• [TO DO]: Filter the listing below, copying every line in which the word "marker" appears.

• [EXTRACTED ENTRIES]:
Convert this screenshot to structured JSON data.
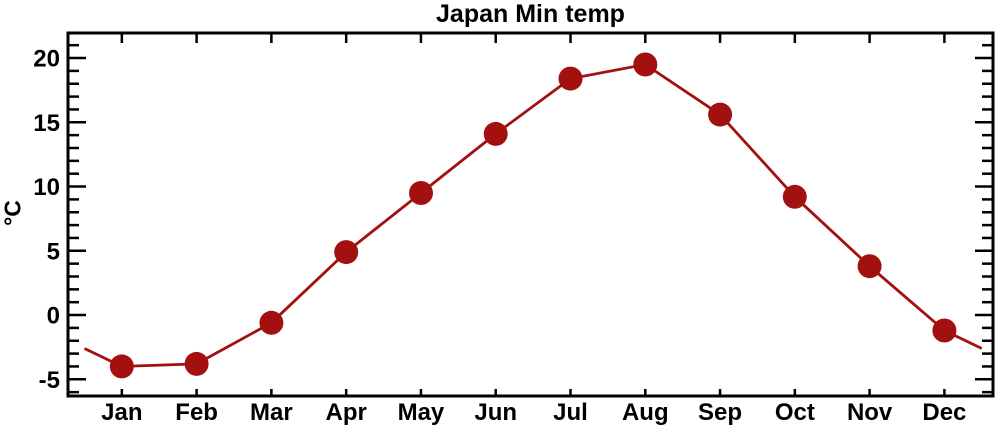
{
  "chart_data": {
    "type": "line",
    "title": "Japan Min temp",
    "ylabel": "°C",
    "xlabel": "",
    "categories": [
      "Jan",
      "Feb",
      "Mar",
      "Apr",
      "May",
      "Jun",
      "Jul",
      "Aug",
      "Sep",
      "Oct",
      "Nov",
      "Dec"
    ],
    "series": [
      {
        "name": "Japan Min temp",
        "values": [
          -4.0,
          -3.8,
          -0.6,
          4.9,
          9.5,
          14.1,
          18.4,
          19.5,
          15.6,
          9.2,
          3.8,
          -1.2
        ]
      }
    ],
    "edge_wrap_value": -2.6,
    "xlim": [
      0.28,
      12.65
    ],
    "ylim": [
      -6.3,
      21.95
    ],
    "y_major_ticks": [
      -5,
      0,
      5,
      10,
      15,
      20
    ],
    "y_minor_step": 1,
    "grid": false,
    "legend_position": "none",
    "marker": "filled-circle",
    "tick_style": "inward-all-four-sides",
    "colors": {
      "line": "#A21010",
      "marker": "#A21010",
      "axis": "#000000",
      "text": "#000000",
      "background": "#FFFFFF"
    }
  }
}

• [RESULT FOR THIS TASK]:
    "marker": "filled-circle",
      "marker": "#A21010",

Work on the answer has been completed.